**** Records shown
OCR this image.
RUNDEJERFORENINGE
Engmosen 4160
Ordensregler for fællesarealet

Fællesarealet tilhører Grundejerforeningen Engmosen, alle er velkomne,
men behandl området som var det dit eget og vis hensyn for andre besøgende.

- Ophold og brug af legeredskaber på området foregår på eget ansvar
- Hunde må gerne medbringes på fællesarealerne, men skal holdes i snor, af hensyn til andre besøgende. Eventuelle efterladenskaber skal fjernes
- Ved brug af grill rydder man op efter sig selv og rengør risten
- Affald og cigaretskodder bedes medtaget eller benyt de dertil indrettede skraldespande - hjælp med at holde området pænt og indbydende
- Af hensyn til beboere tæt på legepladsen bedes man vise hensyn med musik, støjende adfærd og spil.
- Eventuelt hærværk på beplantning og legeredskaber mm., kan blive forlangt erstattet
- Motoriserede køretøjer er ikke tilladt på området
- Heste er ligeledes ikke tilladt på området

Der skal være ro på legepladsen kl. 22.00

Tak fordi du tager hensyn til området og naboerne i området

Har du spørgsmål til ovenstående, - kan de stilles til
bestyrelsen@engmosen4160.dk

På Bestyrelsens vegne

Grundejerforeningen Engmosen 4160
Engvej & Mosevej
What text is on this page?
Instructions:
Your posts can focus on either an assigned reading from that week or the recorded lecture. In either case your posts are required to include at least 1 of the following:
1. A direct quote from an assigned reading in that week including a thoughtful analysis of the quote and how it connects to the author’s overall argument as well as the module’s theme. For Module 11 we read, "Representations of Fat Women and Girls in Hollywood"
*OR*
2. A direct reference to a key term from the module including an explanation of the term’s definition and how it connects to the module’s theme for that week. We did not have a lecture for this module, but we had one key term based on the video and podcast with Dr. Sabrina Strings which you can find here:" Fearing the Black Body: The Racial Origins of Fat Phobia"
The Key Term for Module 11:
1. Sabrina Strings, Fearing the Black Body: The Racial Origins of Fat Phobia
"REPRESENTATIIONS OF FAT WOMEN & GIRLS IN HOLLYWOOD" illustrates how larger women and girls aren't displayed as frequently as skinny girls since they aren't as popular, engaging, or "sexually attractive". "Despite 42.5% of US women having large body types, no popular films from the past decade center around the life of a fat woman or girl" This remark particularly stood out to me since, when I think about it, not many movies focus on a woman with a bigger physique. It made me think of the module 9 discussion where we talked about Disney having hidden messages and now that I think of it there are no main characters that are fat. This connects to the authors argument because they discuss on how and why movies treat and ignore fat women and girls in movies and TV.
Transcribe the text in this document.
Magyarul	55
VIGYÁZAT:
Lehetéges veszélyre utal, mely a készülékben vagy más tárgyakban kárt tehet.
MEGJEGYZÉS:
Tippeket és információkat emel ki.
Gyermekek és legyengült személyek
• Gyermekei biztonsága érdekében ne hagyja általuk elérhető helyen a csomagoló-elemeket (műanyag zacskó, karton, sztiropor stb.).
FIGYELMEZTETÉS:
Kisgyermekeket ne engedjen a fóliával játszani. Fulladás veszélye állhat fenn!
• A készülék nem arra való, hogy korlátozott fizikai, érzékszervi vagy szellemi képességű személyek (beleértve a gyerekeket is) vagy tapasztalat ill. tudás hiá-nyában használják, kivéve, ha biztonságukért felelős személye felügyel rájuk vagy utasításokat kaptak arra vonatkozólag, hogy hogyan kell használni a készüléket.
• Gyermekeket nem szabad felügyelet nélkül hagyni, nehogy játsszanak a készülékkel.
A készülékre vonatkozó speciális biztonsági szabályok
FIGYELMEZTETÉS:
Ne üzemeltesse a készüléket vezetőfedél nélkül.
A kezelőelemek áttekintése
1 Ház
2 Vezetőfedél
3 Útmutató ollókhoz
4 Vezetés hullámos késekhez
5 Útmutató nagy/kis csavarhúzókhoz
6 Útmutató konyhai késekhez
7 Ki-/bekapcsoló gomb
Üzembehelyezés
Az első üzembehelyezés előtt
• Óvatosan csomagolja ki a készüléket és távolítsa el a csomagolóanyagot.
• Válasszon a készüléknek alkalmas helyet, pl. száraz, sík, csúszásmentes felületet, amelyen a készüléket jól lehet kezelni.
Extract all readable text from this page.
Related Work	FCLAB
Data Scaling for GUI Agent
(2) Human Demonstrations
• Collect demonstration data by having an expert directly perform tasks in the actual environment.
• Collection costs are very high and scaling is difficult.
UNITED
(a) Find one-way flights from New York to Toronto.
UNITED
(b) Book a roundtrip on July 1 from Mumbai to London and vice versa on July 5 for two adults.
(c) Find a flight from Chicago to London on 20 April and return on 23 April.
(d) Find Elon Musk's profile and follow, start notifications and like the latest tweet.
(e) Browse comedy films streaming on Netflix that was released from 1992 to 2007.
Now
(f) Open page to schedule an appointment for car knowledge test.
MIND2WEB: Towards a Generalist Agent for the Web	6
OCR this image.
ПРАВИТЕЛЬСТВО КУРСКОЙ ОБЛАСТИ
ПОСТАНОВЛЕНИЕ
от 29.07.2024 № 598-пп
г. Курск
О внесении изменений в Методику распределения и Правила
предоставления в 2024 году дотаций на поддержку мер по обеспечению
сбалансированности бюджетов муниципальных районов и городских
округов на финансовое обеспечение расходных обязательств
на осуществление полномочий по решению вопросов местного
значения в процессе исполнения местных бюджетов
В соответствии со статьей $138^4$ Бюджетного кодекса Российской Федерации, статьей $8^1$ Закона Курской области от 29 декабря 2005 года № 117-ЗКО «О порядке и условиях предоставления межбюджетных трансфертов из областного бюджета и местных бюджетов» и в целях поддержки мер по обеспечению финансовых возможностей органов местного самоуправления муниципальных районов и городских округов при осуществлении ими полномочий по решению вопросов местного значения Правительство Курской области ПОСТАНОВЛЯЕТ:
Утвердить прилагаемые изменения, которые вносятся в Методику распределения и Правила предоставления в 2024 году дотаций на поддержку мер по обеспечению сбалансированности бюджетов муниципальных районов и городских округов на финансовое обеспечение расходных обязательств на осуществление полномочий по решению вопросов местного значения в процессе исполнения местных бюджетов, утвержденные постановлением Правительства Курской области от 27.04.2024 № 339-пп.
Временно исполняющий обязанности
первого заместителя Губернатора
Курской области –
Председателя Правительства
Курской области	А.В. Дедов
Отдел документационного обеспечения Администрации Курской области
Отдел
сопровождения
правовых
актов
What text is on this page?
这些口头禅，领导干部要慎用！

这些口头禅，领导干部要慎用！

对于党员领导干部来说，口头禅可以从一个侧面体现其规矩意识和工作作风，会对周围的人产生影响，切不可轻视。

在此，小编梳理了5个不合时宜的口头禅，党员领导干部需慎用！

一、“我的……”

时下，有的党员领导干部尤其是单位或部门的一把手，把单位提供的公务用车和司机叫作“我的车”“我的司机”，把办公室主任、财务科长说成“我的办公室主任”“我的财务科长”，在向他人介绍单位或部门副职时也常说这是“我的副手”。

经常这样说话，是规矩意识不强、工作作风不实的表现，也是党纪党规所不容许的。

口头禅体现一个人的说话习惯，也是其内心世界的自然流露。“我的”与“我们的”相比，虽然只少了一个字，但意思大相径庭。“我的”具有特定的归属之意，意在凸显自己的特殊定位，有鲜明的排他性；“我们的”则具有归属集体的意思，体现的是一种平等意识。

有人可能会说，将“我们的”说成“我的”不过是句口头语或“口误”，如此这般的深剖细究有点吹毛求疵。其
********
§ **Problem description**
Copy out each record, keeping every word as it is.

§ **Exercise result**
OCR this image.
RUNDEJERFORENINGE
Engmosen 4160
Ordensregler for fællesarealet

Fællesarealet tilhører Grundejerforeningen Engmosen, alle er velkomne,
men behandl området som var det dit eget og vis hensyn for andre besøgende.

- Ophold og brug af legeredskaber på området foregår på eget ansvar
- Hunde må gerne medbringes på fællesarealerne, men skal holdes i snor, af hensyn til andre besøgende. Eventuelle efterladenskaber skal fjernes
- Ved brug af grill rydder man op efter sig selv og rengør risten
- Affald og cigaretskodder bedes medtaget eller benyt de dertil indrettede skraldespande - hjælp med at holde området pænt og indbydende
- Af hensyn til beboere tæt på legepladsen bedes man vise hensyn med musik, støjende adfærd og spil.
- Eventuelt hærværk på beplantning og legeredskaber mm., kan blive forlangt erstattet
- Motoriserede køretøjer er ikke tilladt på området
- Heste er ligeledes ikke tilladt på området

Der skal være ro på legepladsen kl. 22.00

Tak fordi du tager hensyn til området og naboerne i området

Har du spørgsmål til ovenstående, - kan de stilles til
bestyrelsen@engmosen4160.dk

På Bestyrelsens vegne

Grundejerforeningen Engmosen 4160
Engvej & Mosevej
What text is on this page?
Instructions:
Your posts can focus on either an assigned reading from that week or the recorded lecture. In either case your posts are required to include at least 1 of the following:
1. A direct quote from an assigned reading in that week including a thoughtful analysis of the quote and how it connects to the author’s overall argument as well as the module’s theme. For Module 11 we read, "Representations of Fat Women and Girls in Hollywood"
*OR*
2. A direct reference to a key term from the module including an explanation of the term’s definition and how it connects to the module’s theme for that week. We did not have a lecture for this module, but we had one key term based on the video and podcast with Dr. Sabrina Strings which you can find here:" Fearing the Black Body: The Racial Origins of Fat Phobia"
The Key Term for Module 11:
1. Sabrina Strings, Fearing the Black Body: The Racial Origins of Fat Phobia
"REPRESENTATIIONS OF FAT WOMEN & GIRLS IN HOLLYWOOD" illustrates how larger women and girls aren't displayed as frequently as skinny girls since they aren't as popular, engaging, or "sexually attractive". "Despite 42.5% of US women having large body types, no popular films from the past decade center around the life of a fat woman or girl" This remark particularly stood out to me since, when I think about it, not many movies focus on a woman with a bigger physique. It made me think of the module 9 discussion where we talked about Disney having hidden messages and now that I think of it there are no main characters that are fat. This connects to the authors argument because they discuss on how and why movies treat and ignore fat women and girls in movies and TV.
Transcribe the text in this document.
Magyarul	55
VIGYÁZAT:
Lehetéges veszélyre utal, mely a készülékben vagy más tárgyakban kárt tehet.
MEGJEGYZÉS:
Tippeket és információkat emel ki.
Gyermekek és legyengült személyek
• Gyermekei biztonsága érdekében ne hagyja általuk elérhető helyen a csomagoló-elemeket (műanyag zacskó, karton, sztiropor stb.).
FIGYELMEZTETÉS:
Kisgyermekeket ne engedjen a fóliával játszani. Fulladás veszélye állhat fenn!
• A készülék nem arra való, hogy korlátozott fizikai, érzékszervi vagy szellemi képességű személyek (beleértve a gyerekeket is) vagy tapasztalat ill. tudás hiá-nyában használják, kivéve, ha biztonságukért felelős személye felügyel rájuk vagy utasításokat kaptak arra vonatkozólag, hogy hogyan kell használni a készüléket.
• Gyermekeket nem szabad felügyelet nélkül hagyni, nehogy játsszanak a készülékkel.
A készülékre vonatkozó speciális biztonsági szabályok
FIGYELMEZTETÉS:
Ne üzemeltesse a készüléket vezetőfedél nélkül.
A kezelőelemek áttekintése
1 Ház
2 Vezetőfedél
3 Útmutató ollókhoz
4 Vezetés hullámos késekhez
5 Útmutató nagy/kis csavarhúzókhoz
6 Útmutató konyhai késekhez
7 Ki-/bekapcsoló gomb
Üzembehelyezés
Az első üzembehelyezés előtt
• Óvatosan csomagolja ki a készüléket és távolítsa el a csomagolóanyagot.
• Válasszon a készüléknek alkalmas helyet, pl. száraz, sík, csúszásmentes felületet, amelyen a készüléket jól lehet kezelni.
Extract all readable text from this page.
Related Work	FCLAB
Data Scaling for GUI Agent
(2) Human Demonstrations
• Collect demonstration data by having an expert directly perform tasks in the actual environment.
• Collection costs are very high and scaling is difficult.
UNITED
(a) Find one-way flights from New York to Toronto.
UNITED
(b) Book a roundtrip on July 1 from Mumbai to London and vice versa on July 5 for two adults.
(c) Find a flight from Chicago to London on 20 April and return on 23 April.
(d) Find Elon Musk's profile and follow, start notifications and like the latest tweet.
(e) Browse comedy films streaming on Netflix that was released from 1992 to 2007.
Now
(f) Open page to schedule an appointment for car knowledge test.
MIND2WEB: Towards a Generalist Agent for the Web	6
OCR this image.
ПРАВИТЕЛЬСТВО КУРСКОЙ ОБЛАСТИ
ПОСТАНОВЛЕНИЕ
от 29.07.2024 № 598-пп
г. Курск
О внесении изменений в Методику распределения и Правила
предоставления в 2024 году дотаций на поддержку мер по обеспечению
сбалансированности бюджетов муниципальных районов и городских
округов на финансовое обеспечение расходных обязательств
на осуществление полномочий по решению вопросов местного
значения в процессе исполнения местных бюджетов
В соответствии со статьей $138^4$ Бюджетного кодекса Российской Федерации, статьей $8^1$ Закона Курской области от 29 декабря 2005 года № 117-ЗКО «О порядке и условиях предоставления межбюджетных трансфертов из областного бюджета и местных бюджетов» и в целях поддержки мер по обеспечению финансовых возможностей органов местного самоуправления муниципальных районов и городских округов при осуществлении ими полномочий по решению вопросов местного значения Правительство Курской области ПОСТАНОВЛЯЕТ:
Утвердить прилагаемые изменения, которые вносятся в Методику распределения и Правила предоставления в 2024 году дотаций на поддержку мер по обеспечению сбалансированности бюджетов муниципальных районов и городских округов на финансовое обеспечение расходных обязательств на осуществление полномочий по решению вопросов местного значения в процессе исполнения местных бюджетов, утвержденные постановлением Правительства Курской области от 27.04.2024 № 339-пп.
Временно исполняющий обязанности
первого заместителя Губернатора
Курской области –
Председателя Правительства
Курской области	А.В. Дедов
Отдел документационного обеспечения Администрации Курской области
Отдел
сопровождения
правовых
актов
What text is on this page?
这些口头禅，领导干部要慎用！

这些口头禅，领导干部要慎用！

对于党员领导干部来说，口头禅可以从一个侧面体现其规矩意识和工作作风，会对周围的人产生影响，切不可轻视。

在此，小编梳理了5个不合时宜的口头禅，党员领导干部需慎用！

一、“我的……”

时下，有的党员领导干部尤其是单位或部门的一把手，把单位提供的公务用车和司机叫作“我的车”“我的司机”，把办公室主任、财务科长说成“我的办公室主任”“我的财务科长”，在向他人介绍单位或部门副职时也常说这是“我的副手”。

经常这样说话，是规矩意识不强、工作作风不实的表现，也是党纪党规所不容许的。

口头禅体现一个人的说话习惯，也是其内心世界的自然流露。“我的”与“我们的”相比，虽然只少了一个字，但意思大相径庭。“我的”具有特定的归属之意，意在凸显自己的特殊定位，有鲜明的排他性；“我们的”则具有归属集体的意思，体现的是一种平等意识。

有人可能会说，将“我们的”说成“我的”不过是句口头语或“口误”，如此这般的深剖细究有点吹毛求疵。其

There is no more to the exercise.